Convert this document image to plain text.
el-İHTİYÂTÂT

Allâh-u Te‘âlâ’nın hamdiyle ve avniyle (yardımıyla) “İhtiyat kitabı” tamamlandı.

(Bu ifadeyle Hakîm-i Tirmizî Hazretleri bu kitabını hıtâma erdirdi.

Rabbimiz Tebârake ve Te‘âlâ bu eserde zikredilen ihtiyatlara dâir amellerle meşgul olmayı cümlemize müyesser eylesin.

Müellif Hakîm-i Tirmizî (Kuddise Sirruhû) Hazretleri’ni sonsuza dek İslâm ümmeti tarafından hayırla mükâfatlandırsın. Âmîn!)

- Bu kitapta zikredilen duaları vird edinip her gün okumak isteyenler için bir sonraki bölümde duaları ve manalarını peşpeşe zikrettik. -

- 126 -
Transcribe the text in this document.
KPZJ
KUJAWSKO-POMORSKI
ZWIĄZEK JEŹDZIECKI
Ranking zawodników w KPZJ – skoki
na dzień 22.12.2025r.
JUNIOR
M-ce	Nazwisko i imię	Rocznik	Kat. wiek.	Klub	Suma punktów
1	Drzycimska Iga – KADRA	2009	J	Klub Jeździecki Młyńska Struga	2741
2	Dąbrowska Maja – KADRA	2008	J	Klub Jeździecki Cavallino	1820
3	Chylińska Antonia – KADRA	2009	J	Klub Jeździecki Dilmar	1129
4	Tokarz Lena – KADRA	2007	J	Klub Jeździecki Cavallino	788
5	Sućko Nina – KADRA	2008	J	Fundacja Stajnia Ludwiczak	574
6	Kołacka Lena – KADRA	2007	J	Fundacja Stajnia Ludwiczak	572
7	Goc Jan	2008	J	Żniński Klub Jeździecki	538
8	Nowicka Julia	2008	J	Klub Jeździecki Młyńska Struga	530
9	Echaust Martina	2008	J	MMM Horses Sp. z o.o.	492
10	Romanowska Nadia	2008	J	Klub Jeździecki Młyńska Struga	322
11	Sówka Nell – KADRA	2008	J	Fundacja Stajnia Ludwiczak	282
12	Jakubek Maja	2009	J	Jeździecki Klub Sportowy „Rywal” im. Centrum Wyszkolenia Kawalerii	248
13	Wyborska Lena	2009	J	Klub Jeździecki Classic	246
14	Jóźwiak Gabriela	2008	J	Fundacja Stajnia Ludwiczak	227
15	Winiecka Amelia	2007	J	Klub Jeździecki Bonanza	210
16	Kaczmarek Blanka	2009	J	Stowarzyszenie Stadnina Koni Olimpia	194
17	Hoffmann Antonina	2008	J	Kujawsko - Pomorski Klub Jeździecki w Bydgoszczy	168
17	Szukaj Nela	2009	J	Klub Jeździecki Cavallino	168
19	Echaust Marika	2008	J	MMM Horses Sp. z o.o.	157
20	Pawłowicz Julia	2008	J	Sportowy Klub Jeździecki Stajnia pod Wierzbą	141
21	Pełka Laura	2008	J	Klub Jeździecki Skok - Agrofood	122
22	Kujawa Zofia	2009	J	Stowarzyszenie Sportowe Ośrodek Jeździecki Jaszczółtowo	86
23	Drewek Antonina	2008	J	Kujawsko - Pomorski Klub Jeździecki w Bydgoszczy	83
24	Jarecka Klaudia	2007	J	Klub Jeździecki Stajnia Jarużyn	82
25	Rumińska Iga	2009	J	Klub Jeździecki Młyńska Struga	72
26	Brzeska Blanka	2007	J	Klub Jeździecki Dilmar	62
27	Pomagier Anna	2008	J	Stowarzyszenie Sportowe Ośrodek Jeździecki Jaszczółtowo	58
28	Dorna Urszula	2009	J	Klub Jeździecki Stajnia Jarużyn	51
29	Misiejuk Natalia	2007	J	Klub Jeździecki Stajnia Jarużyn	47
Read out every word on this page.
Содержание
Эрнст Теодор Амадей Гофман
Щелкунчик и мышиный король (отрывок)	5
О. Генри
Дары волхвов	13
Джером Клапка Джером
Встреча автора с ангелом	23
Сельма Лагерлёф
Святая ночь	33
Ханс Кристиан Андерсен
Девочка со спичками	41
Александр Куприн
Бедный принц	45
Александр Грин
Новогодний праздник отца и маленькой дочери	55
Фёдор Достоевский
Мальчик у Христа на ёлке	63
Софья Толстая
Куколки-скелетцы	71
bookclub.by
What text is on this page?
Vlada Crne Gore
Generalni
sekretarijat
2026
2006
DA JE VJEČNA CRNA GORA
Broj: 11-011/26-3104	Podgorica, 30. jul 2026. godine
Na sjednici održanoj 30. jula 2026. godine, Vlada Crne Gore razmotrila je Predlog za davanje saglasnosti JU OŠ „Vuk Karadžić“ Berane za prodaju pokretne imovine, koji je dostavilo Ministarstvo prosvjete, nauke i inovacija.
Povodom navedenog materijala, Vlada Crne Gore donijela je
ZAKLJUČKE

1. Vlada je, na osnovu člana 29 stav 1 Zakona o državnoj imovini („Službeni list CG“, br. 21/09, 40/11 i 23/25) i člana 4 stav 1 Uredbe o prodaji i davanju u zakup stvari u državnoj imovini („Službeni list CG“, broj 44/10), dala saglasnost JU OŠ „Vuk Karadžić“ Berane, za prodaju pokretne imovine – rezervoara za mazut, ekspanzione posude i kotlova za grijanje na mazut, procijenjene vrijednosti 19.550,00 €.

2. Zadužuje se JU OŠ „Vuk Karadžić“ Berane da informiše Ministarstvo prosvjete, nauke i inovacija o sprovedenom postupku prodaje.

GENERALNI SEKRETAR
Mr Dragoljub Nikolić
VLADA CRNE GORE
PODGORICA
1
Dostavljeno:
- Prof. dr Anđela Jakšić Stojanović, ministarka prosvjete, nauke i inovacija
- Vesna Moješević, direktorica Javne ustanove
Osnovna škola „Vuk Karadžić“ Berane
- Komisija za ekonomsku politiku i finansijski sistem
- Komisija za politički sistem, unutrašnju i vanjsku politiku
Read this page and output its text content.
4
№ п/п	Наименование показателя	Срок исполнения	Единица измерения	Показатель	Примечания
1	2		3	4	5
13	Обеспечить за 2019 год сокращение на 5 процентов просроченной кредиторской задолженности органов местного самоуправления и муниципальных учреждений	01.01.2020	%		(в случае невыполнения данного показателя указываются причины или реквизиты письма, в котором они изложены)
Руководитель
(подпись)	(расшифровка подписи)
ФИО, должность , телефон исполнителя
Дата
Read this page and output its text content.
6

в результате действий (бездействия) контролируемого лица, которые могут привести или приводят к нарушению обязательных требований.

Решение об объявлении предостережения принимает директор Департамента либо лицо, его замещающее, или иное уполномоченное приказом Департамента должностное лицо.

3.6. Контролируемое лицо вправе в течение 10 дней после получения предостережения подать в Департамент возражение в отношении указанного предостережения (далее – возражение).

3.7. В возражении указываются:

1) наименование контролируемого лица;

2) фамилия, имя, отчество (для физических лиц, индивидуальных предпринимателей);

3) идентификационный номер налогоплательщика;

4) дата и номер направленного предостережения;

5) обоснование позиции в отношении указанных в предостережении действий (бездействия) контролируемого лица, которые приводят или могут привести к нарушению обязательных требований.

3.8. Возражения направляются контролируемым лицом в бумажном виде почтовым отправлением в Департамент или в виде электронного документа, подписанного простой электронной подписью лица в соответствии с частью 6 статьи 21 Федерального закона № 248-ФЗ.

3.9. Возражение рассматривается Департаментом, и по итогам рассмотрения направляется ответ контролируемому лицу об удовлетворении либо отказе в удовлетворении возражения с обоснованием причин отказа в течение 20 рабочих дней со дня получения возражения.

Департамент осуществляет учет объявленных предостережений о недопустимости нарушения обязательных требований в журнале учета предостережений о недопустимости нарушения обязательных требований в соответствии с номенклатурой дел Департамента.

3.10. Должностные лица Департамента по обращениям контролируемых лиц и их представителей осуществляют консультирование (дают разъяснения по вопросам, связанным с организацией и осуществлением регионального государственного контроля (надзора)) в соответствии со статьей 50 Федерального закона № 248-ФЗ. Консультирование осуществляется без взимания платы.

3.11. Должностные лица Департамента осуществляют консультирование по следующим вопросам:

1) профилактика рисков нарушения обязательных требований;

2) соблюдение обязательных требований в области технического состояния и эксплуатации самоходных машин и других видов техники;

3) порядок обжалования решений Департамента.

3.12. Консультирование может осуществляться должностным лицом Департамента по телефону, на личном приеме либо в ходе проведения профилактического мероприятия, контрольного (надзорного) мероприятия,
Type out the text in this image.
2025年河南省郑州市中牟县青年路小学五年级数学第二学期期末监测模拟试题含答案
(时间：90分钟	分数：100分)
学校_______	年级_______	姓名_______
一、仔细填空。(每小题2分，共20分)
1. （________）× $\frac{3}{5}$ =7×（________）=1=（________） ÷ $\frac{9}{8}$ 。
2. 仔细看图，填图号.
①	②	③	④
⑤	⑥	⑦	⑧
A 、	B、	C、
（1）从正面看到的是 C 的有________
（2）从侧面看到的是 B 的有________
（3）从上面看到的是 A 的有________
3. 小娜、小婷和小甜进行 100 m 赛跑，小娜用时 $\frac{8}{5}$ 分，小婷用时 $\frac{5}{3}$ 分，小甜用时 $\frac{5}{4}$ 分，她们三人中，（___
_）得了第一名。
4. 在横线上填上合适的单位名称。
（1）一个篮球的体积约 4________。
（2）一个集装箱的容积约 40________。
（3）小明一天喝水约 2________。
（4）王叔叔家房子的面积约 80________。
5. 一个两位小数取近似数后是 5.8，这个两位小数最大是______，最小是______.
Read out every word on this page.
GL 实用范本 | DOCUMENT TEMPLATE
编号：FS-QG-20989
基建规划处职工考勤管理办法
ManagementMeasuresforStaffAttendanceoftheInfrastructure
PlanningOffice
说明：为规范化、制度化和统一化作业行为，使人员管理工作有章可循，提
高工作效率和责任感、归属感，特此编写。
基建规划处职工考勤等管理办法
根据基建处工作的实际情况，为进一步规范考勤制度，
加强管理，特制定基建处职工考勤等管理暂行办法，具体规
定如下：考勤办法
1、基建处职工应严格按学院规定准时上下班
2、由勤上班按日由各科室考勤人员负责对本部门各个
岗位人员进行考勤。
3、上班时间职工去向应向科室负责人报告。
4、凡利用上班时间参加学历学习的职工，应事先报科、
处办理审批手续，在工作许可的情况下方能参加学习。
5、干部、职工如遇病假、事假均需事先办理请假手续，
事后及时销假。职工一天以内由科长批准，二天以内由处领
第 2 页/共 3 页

::::

• **Written problem**
Gather up every line from the listing above in which the word "prosvjete" occurs.

• **Result**
Na sjednici održanoj 30. jula 2026. godine, Vlada Crne Gore razmotrila je Predlog za davanje saglasnosti JU OŠ „Vuk Karadžić“ Berane za prodaju pokretne imovine, koji je dostavilo Ministarstvo prosvjete, nauke i inovacija.
2. Zadužuje se JU OŠ „Vuk Karadžić“ Berane da informiše Ministarstvo prosvjete, nauke i inovacija o sprovedenom postupku prodaje.
- Prof. dr Anđela Jakšić Stojanović, ministarka prosvjete, nauke i inovacija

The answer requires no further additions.